If the Board, Compensation Committee or CEO determines that a delay or an acceleration of a Benefit
is appropriate and complies with the requirements under Code Section 409A (e.g., a delay to comply
with Code Section 162(m) or an acceleration to pay employment taxes), the Board, Compensation
Committee or CEO may either delay or accelerate the payment of a Benefit in accordance with the
terms of Code Section 409A in its sole discretion as it deems advisable. If any payment is delayed
in accordance with this provision, the Company shall pay such delayed payments with Interest.

Section 5.6 — Forfeitures

If a Participant has a Separation from the Service while all or any portion of his Benefit is not a
Vested Benefit, such portion of his Benefit shall immediately be forfeited. In addition, if a
Participant dies while unmarried before any scheduled Benefit Commencement Date, all Benefits
payable in respect of the Participant shall be forfeited.

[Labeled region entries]
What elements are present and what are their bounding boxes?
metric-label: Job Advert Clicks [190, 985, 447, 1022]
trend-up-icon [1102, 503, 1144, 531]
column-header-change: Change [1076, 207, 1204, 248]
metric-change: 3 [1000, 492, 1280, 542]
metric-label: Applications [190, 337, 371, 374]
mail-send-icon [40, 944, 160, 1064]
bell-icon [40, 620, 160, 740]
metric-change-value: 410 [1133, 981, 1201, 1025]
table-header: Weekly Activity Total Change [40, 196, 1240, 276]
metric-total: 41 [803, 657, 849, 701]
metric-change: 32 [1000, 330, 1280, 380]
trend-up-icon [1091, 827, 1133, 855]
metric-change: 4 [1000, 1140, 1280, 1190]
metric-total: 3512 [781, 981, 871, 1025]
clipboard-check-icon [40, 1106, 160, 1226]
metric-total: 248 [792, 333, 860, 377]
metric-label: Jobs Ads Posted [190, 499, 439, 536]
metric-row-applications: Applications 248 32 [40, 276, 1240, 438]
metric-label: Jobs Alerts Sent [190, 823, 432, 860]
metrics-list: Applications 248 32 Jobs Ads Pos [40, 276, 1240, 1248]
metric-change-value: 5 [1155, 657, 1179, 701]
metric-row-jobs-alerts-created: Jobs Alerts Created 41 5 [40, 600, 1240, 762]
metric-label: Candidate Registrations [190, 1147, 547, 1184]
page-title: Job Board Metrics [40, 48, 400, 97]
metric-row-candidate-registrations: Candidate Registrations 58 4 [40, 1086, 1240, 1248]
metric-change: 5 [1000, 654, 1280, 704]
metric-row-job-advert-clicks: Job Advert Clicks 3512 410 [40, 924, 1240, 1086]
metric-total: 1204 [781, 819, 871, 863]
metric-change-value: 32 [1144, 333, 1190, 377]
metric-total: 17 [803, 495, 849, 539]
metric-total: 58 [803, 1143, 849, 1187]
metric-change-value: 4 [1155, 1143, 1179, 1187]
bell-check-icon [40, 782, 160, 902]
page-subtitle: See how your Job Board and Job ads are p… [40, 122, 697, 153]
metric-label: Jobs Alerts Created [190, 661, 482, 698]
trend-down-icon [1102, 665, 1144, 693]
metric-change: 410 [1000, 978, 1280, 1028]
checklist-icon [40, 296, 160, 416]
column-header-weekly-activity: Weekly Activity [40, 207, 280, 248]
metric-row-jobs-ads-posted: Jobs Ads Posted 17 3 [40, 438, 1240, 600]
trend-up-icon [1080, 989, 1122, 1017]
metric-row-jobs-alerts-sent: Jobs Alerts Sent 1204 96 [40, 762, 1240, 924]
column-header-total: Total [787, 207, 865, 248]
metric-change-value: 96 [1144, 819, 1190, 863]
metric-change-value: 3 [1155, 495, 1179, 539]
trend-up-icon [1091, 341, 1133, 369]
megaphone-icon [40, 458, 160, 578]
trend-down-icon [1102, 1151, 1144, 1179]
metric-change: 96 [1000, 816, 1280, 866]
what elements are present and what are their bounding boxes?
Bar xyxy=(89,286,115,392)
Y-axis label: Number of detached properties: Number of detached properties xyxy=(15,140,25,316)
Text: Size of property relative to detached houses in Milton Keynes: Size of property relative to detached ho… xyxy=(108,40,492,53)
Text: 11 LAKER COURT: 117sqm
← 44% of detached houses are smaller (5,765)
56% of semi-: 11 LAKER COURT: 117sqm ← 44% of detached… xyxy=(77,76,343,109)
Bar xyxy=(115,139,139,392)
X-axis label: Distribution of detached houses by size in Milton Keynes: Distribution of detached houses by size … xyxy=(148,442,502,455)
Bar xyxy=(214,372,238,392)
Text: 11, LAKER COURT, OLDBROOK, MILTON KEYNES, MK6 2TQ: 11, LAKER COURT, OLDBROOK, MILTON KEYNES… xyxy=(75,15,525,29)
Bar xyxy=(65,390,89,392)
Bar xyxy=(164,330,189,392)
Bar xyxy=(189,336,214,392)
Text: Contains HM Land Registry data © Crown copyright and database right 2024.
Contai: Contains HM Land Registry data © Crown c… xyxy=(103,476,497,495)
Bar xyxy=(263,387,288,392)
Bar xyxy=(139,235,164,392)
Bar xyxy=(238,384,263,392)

◆ **EXERCISE DIRECTIONS**
In the plan text on benefit payments and forfeitures, start at the words "If a Participant" and end after "shall be forfeited.". Copy that span word for word.

◆ **TASK ANSWER**
If a Participant has a Separation from the Service while all or any portion of his Benefit is not a
Vested Benefit, such portion of his Benefit shall immediately be forfeited. In addition, if a
Participant dies while unmarried before any scheduled Benefit Commencement Date, all Benefits
payable in respect of the Participant shall be forfeited.